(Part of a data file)
□ □ □ □ □
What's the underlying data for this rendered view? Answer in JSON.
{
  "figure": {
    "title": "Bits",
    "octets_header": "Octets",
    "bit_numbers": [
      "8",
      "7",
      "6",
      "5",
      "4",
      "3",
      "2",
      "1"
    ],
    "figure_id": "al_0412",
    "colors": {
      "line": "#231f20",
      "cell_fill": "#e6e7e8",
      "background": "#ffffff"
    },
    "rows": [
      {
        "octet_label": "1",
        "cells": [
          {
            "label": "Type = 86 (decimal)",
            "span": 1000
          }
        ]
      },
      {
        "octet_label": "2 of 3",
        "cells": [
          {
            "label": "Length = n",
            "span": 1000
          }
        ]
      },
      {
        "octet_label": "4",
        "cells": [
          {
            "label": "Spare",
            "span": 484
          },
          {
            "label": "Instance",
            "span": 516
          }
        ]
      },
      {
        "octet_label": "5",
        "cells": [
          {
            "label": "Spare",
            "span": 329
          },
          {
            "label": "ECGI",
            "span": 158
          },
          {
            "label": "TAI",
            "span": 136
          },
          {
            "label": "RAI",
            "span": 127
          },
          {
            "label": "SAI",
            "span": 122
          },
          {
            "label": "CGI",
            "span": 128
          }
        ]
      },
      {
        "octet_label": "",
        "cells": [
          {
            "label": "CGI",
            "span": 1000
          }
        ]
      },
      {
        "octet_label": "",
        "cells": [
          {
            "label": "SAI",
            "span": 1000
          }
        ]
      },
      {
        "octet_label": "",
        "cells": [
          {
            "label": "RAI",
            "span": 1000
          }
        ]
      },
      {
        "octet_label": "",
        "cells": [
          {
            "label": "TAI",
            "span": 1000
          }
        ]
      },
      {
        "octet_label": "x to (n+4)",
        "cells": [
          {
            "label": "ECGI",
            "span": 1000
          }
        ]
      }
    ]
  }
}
□ □ □ □ □
*GIVEN EXERCISE*:
Give all the entries again exactly; leave none out.

*RESPONSE TO THE TASK*:
What's the underlying data for this rendered view? Answer in JSON.
{
  "figure": {
    "title": "Bits",
    "octets_header": "Octets",
    "bit_numbers": [
      "8",
      "7",
      "6",
      "5",
      "4",
      "3",
      "2",
      "1"
    ],
    "figure_id": "al_0412",
    "colors": {
      "line": "#231f20",
      "cell_fill": "#e6e7e8",
      "background": "#ffffff"
    },
    "rows": [
      {
        "octet_label": "1",
        "cells": [
          {
            "label": "Type = 86 (decimal)",
            "span": 1000
          }
        ]
      },
      {
        "octet_label": "2 of 3",
        "cells": [
          {
            "label": "Length = n",
            "span": 1000
          }
        ]
      },
      {
        "octet_label": "4",
        "cells": [
          {
            "label": "Spare",
            "span": 484
          },
          {
            "label": "Instance",
            "span": 516
          }
        ]
      },
      {
        "octet_label": "5",
        "cells": [
          {
            "label": "Spare",
            "span": 329
          },
          {
            "label": "ECGI",
            "span": 158
          },
          {
            "label": "TAI",
            "span": 136
          },
          {
            "label": "RAI",
            "span": 127
          },
          {
            "label": "SAI",
            "span": 122
          },
          {
            "label": "CGI",
            "span": 128
          }
        ]
      },
      {
        "octet_label": "",
        "cells": [
          {
            "label": "CGI",
            "span": 1000
          }
        ]
      },
      {
        "octet_label": "",
        "cells": [
          {
            "label": "SAI",
            "span": 1000
          }
        ]
      },
      {
        "octet_label": "",
        "cells": [
          {
            "label": "RAI",
            "span": 1000
          }
        ]
      },
      {
        "octet_label": "",
        "cells": [
          {
            "label": "TAI",
            "span": 1000
          }
        ]
      },
      {
        "octet_label": "x to (n+4)",
        "cells": [
          {
            "label": "ECGI",
            "span": 1000
          }
        ]
      }
    ]
  }
}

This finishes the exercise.